* _Material for this exercise_:
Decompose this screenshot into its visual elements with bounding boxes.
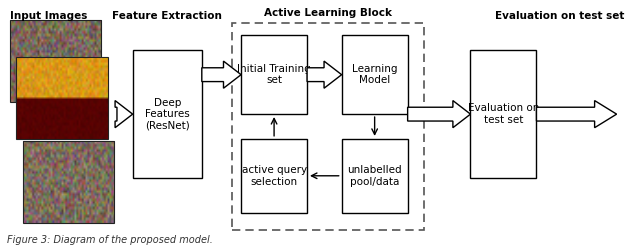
Text: Feature Extraction: Feature Extraction	[112, 11, 222, 21]
Polygon shape	[408, 101, 470, 128]
Text: Deep
Features
(ResNet): Deep Features (ResNet)	[145, 97, 189, 131]
Bar	[10, 20, 101, 102]
Text: Input Images: Input Images	[10, 11, 88, 21]
Bar	[17, 58, 108, 139]
Bar	[232, 23, 424, 230]
Text: Figure 3: Diagram of the proposed model.: Figure 3: Diagram of the proposed model.	[7, 235, 213, 245]
Text: Active Learning Block: Active Learning Block	[264, 8, 392, 18]
Polygon shape	[115, 101, 132, 128]
Bar	[470, 50, 536, 178]
Text: Learning
Model: Learning Model	[352, 64, 397, 86]
Bar	[342, 35, 408, 114]
Text: Initial Training
set: Initial Training set	[237, 64, 311, 86]
Text: Evaluation on
test set: Evaluation on test set	[468, 103, 539, 125]
Text: unlabelled
pool/data: unlabelled pool/data	[348, 165, 402, 186]
Polygon shape	[536, 101, 616, 128]
Polygon shape	[202, 61, 241, 88]
Bar	[22, 141, 114, 223]
Bar	[241, 35, 307, 114]
Bar	[132, 50, 202, 178]
Text: active query
selection: active query selection	[241, 165, 307, 186]
Bar	[241, 139, 307, 213]
Bar	[342, 139, 408, 213]
Polygon shape	[307, 61, 342, 88]
Text: Evaluation on test set: Evaluation on test set	[495, 11, 625, 21]
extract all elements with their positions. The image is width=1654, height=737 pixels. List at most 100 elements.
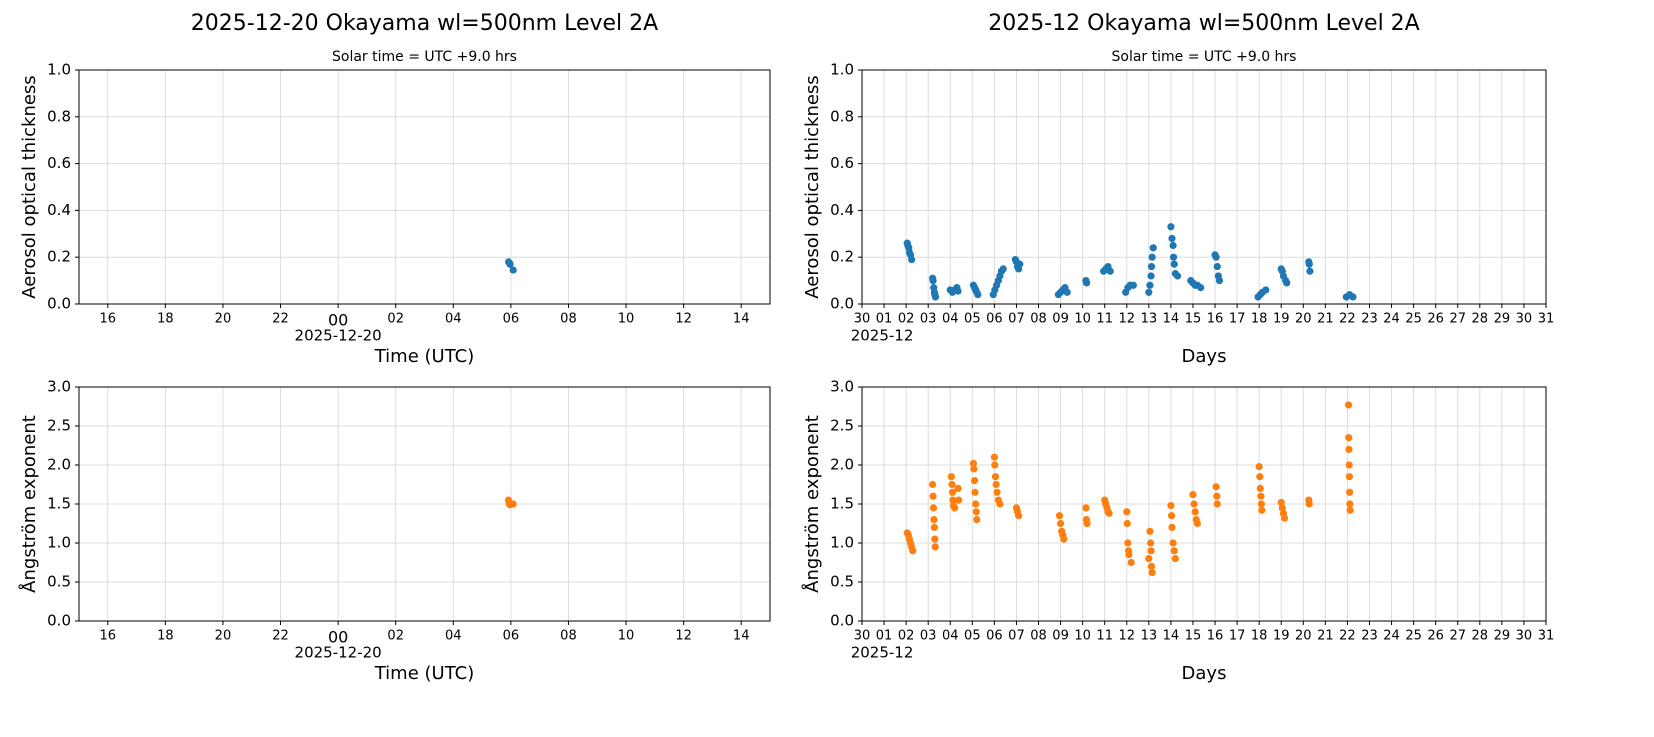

* _Written task_:
Copy all of the data above word for word, leaving out the pictures.

* _Exercise result_:
Decompose this screenshot into its visual elements with bounding boxes.
Text: Feature Extraction: Feature Extraction	[112, 11, 222, 21]
Polygon shape	[408, 101, 470, 128]
Text: Deep
Features
(ResNet): Deep Features (ResNet)	[145, 97, 189, 131]
Bar	[10, 20, 101, 102]
Text: Input Images: Input Images	[10, 11, 88, 21]
Bar	[17, 58, 108, 139]
Bar	[232, 23, 424, 230]
Text: Figure 3: Diagram of the proposed model.: Figure 3: Diagram of the proposed model.	[7, 235, 213, 245]
Text: Active Learning Block: Active Learning Block	[264, 8, 392, 18]
Polygon shape	[115, 101, 132, 128]
Bar	[470, 50, 536, 178]
Text: Learning
Model: Learning Model	[352, 64, 397, 86]
Bar	[342, 35, 408, 114]
Text: Initial Training
set: Initial Training set	[237, 64, 311, 86]
Text: Evaluation on
test set: Evaluation on test set	[468, 103, 539, 125]
Text: unlabelled
pool/data: unlabelled pool/data	[348, 165, 402, 186]
Polygon shape	[536, 101, 616, 128]
Polygon shape	[202, 61, 241, 88]
Bar	[22, 141, 114, 223]
Bar	[241, 35, 307, 114]
Bar	[132, 50, 202, 178]
Text: active query
selection: active query selection	[241, 165, 307, 186]
Bar	[241, 139, 307, 213]
Bar	[342, 139, 408, 213]
Polygon shape	[307, 61, 342, 88]
Text: Evaluation on test set: Evaluation on test set	[495, 11, 625, 21]
extract all elements with their positions. The image is width=1654, height=737 pixels. List at most 100 elements.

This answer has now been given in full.